%%
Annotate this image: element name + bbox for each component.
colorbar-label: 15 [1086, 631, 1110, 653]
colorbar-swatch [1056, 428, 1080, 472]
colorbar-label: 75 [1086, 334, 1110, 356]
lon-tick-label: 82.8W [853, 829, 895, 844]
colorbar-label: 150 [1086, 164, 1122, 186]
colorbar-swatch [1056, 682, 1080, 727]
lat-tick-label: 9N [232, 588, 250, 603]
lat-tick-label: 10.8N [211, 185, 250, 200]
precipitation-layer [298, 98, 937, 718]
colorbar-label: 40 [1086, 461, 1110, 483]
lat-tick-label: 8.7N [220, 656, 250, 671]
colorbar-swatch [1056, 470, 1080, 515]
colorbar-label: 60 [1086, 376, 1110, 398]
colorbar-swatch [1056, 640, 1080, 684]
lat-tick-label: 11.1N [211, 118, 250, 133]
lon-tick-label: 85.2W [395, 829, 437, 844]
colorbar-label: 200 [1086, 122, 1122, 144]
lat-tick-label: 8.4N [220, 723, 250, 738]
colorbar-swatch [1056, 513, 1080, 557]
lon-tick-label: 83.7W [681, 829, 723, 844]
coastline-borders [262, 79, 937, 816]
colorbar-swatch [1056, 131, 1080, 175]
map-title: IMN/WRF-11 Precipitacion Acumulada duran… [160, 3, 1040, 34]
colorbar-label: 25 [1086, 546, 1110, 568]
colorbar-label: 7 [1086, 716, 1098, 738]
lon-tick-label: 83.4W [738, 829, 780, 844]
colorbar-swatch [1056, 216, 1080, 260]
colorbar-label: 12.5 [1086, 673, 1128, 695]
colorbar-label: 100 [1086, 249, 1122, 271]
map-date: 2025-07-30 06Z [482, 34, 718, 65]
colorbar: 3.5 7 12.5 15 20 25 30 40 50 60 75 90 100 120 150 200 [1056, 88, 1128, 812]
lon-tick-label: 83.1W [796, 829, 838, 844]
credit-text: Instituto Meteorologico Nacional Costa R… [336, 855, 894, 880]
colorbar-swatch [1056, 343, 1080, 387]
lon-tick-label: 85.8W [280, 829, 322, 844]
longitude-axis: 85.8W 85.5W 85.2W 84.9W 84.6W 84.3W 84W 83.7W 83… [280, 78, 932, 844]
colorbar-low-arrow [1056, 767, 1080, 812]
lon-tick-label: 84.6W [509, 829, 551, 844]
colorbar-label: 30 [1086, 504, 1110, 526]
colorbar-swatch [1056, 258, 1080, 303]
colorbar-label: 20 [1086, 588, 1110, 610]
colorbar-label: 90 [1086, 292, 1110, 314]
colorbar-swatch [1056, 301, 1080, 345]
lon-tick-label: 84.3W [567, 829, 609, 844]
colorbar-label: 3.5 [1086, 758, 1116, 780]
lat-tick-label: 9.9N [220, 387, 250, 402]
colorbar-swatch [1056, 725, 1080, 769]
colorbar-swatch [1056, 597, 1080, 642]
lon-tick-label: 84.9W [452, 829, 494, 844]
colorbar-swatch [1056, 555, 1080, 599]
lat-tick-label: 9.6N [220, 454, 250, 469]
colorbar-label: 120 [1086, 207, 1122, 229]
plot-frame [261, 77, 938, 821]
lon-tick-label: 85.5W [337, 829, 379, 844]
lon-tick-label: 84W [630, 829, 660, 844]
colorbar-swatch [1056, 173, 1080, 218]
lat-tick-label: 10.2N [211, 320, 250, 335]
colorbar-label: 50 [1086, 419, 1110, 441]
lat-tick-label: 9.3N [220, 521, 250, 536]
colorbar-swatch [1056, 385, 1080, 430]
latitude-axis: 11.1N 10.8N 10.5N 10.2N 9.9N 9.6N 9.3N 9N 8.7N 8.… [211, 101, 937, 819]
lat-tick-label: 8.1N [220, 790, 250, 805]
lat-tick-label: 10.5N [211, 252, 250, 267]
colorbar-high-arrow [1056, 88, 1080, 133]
%%
_Challenge_
Starting with the first line of the entries above and going on through the line that contains "colorbar-label: 7 [1086, 716, 1098, 738]", put each line into a JSON list of strings, one string per line, with blank lines left out.

_Answer for this exercise_
[
  "Annotate this image: element name + bbox for each component.",
  "colorbar-label: 15 [1086, 631, 1110, 653]",
  "colorbar-swatch [1056, 428, 1080, 472]",
  "colorbar-label: 75 [1086, 334, 1110, 356]",
  "lon-tick-label: 82.8W [853, 829, 895, 844]",
  "colorbar-label: 150 [1086, 164, 1122, 186]",
  "colorbar-swatch [1056, 682, 1080, 727]",
  "lat-tick-label: 9N [232, 588, 250, 603]",
  "lat-tick-label: 10.8N [211, 185, 250, 200]",
  "precipitation-layer [298, 98, 937, 718]",
  "colorbar-label: 40 [1086, 461, 1110, 483]",
  "lat-tick-label: 8.7N [220, 656, 250, 671]",
  "colorbar-swatch [1056, 470, 1080, 515]",
  "colorbar-label: 60 [1086, 376, 1110, 398]",
  "colorbar-swatch [1056, 640, 1080, 684]",
  "lat-tick-label: 11.1N [211, 118, 250, 133]",
  "lon-tick-label: 85.2W [395, 829, 437, 844]",
  "colorbar-label: 200 [1086, 122, 1122, 144]",
  "lat-tick-label: 8.4N [220, 723, 250, 738]",
  "colorbar-swatch [1056, 513, 1080, 557]",
  "lon-tick-label: 83.7W [681, 829, 723, 844]",
  "coastline-borders [262, 79, 937, 816]",
  "colorbar-swatch [1056, 131, 1080, 175]",
  "map-title: IMN/WRF-11 Precipitacion Acumulada duran… [160, 3, 1040, 34]",
  "colorbar-label: 25 [1086, 546, 1110, 568]",
  "colorbar-label: 7 [1086, 716, 1098, 738]"
]